## WHAT THE EXERCISE ASKS
All of the listing below must be repeated word for word. Pictures are the only thing to omit.

## RECORDS TO USE

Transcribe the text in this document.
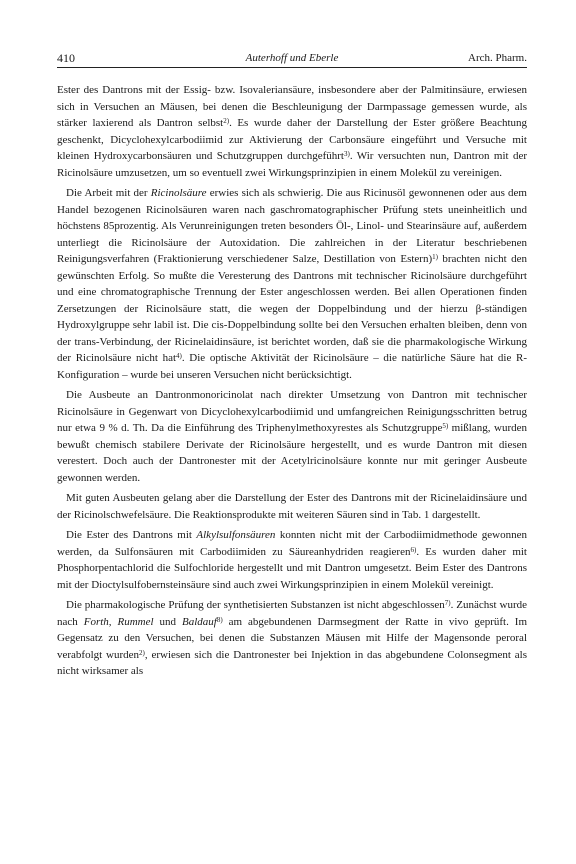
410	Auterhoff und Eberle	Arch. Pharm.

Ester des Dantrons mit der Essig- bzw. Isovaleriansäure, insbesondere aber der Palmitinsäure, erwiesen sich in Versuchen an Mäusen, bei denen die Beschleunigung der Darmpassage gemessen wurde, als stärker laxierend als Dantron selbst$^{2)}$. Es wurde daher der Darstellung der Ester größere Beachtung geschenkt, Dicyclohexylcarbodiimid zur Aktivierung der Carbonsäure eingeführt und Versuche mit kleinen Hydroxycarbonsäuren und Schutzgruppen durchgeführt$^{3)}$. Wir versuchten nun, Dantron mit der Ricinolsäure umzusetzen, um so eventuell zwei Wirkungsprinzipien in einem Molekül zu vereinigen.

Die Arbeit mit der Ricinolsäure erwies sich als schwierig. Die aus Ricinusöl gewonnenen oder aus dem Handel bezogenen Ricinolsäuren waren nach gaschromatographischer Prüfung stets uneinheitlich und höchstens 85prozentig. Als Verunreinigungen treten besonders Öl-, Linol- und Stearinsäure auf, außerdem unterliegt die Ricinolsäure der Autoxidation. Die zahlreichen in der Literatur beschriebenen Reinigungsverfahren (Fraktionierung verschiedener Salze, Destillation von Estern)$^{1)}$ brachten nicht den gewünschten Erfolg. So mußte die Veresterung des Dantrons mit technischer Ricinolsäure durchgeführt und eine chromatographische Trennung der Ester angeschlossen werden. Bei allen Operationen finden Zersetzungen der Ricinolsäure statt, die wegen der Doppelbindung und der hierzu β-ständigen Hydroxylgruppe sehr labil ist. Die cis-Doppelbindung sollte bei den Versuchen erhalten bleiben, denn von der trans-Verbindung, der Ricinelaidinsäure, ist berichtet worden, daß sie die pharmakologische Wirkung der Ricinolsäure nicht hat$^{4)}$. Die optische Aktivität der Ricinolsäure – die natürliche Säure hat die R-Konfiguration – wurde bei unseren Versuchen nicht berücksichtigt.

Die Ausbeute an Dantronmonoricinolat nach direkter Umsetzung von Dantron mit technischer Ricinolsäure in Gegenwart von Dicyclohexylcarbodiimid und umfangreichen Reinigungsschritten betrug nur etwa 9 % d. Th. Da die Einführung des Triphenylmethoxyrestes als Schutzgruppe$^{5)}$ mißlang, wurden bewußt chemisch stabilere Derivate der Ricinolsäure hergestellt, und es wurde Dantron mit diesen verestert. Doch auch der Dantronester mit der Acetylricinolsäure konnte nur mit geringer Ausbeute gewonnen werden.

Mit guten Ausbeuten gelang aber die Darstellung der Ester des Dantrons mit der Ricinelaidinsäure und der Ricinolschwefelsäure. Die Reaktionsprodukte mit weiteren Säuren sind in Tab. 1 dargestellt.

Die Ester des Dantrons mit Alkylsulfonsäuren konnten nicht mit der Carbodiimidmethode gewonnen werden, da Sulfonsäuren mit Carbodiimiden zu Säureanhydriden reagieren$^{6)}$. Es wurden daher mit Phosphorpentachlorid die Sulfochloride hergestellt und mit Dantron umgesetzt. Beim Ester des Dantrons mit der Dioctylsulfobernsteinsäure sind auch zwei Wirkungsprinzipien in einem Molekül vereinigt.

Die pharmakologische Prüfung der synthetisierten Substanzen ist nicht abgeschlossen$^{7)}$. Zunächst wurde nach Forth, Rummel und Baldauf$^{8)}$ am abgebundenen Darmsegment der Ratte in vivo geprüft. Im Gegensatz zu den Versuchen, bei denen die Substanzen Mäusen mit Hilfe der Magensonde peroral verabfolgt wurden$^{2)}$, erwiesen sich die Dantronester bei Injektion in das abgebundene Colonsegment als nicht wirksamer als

## TASK RESULT
Transcribe the text in this document.
410	Auterhoff und Eberle	Arch. Pharm.

Ester des Dantrons mit der Essig- bzw. Isovaleriansäure, insbesondere aber der Palmitinsäure, erwiesen sich in Versuchen an Mäusen, bei denen die Beschleunigung der Darmpassage gemessen wurde, als stärker laxierend als Dantron selbst$^{2)}$. Es wurde daher der Darstellung der Ester größere Beachtung geschenkt, Dicyclohexylcarbodiimid zur Aktivierung der Carbonsäure eingeführt und Versuche mit kleinen Hydroxycarbonsäuren und Schutzgruppen durchgeführt$^{3)}$. Wir versuchten nun, Dantron mit der Ricinolsäure umzusetzen, um so eventuell zwei Wirkungsprinzipien in einem Molekül zu vereinigen.

Die Arbeit mit der Ricinolsäure erwies sich als schwierig. Die aus Ricinusöl gewonnenen oder aus dem Handel bezogenen Ricinolsäuren waren nach gaschromatographischer Prüfung stets uneinheitlich und höchstens 85prozentig. Als Verunreinigungen treten besonders Öl-, Linol- und Stearinsäure auf, außerdem unterliegt die Ricinolsäure der Autoxidation. Die zahlreichen in der Literatur beschriebenen Reinigungsverfahren (Fraktionierung verschiedener Salze, Destillation von Estern)$^{1)}$ brachten nicht den gewünschten Erfolg. So mußte die Veresterung des Dantrons mit technischer Ricinolsäure durchgeführt und eine chromatographische Trennung der Ester angeschlossen werden. Bei allen Operationen finden Zersetzungen der Ricinolsäure statt, die wegen der Doppelbindung und der hierzu β-ständigen Hydroxylgruppe sehr labil ist. Die cis-Doppelbindung sollte bei den Versuchen erhalten bleiben, denn von der trans-Verbindung, der Ricinelaidinsäure, ist berichtet worden, daß sie die pharmakologische Wirkung der Ricinolsäure nicht hat$^{4)}$. Die optische Aktivität der Ricinolsäure – die natürliche Säure hat die R-Konfiguration – wurde bei unseren Versuchen nicht berücksichtigt.

Die Ausbeute an Dantronmonoricinolat nach direkter Umsetzung von Dantron mit technischer Ricinolsäure in Gegenwart von Dicyclohexylcarbodiimid und umfangreichen Reinigungsschritten betrug nur etwa 9 % d. Th. Da die Einführung des Triphenylmethoxyrestes als Schutzgruppe$^{5)}$ mißlang, wurden bewußt chemisch stabilere Derivate der Ricinolsäure hergestellt, und es wurde Dantron mit diesen verestert. Doch auch der Dantronester mit der Acetylricinolsäure konnte nur mit geringer Ausbeute gewonnen werden.

Mit guten Ausbeuten gelang aber die Darstellung der Ester des Dantrons mit der Ricinelaidinsäure und der Ricinolschwefelsäure. Die Reaktionsprodukte mit weiteren Säuren sind in Tab. 1 dargestellt.

Die Ester des Dantrons mit Alkylsulfonsäuren konnten nicht mit der Carbodiimidmethode gewonnen werden, da Sulfonsäuren mit Carbodiimiden zu Säureanhydriden reagieren$^{6)}$. Es wurden daher mit Phosphorpentachlorid die Sulfochloride hergestellt und mit Dantron umgesetzt. Beim Ester des Dantrons mit der Dioctylsulfobernsteinsäure sind auch zwei Wirkungsprinzipien in einem Molekül vereinigt.

Die pharmakologische Prüfung der synthetisierten Substanzen ist nicht abgeschlossen$^{7)}$. Zunächst wurde nach Forth, Rummel und Baldauf$^{8)}$ am abgebundenen Darmsegment der Ratte in vivo geprüft. Im Gegensatz zu den Versuchen, bei denen die Substanzen Mäusen mit Hilfe der Magensonde peroral verabfolgt wurden$^{2)}$, erwiesen sich die Dantronester bei Injektion in das abgebundene Colonsegment als nicht wirksamer als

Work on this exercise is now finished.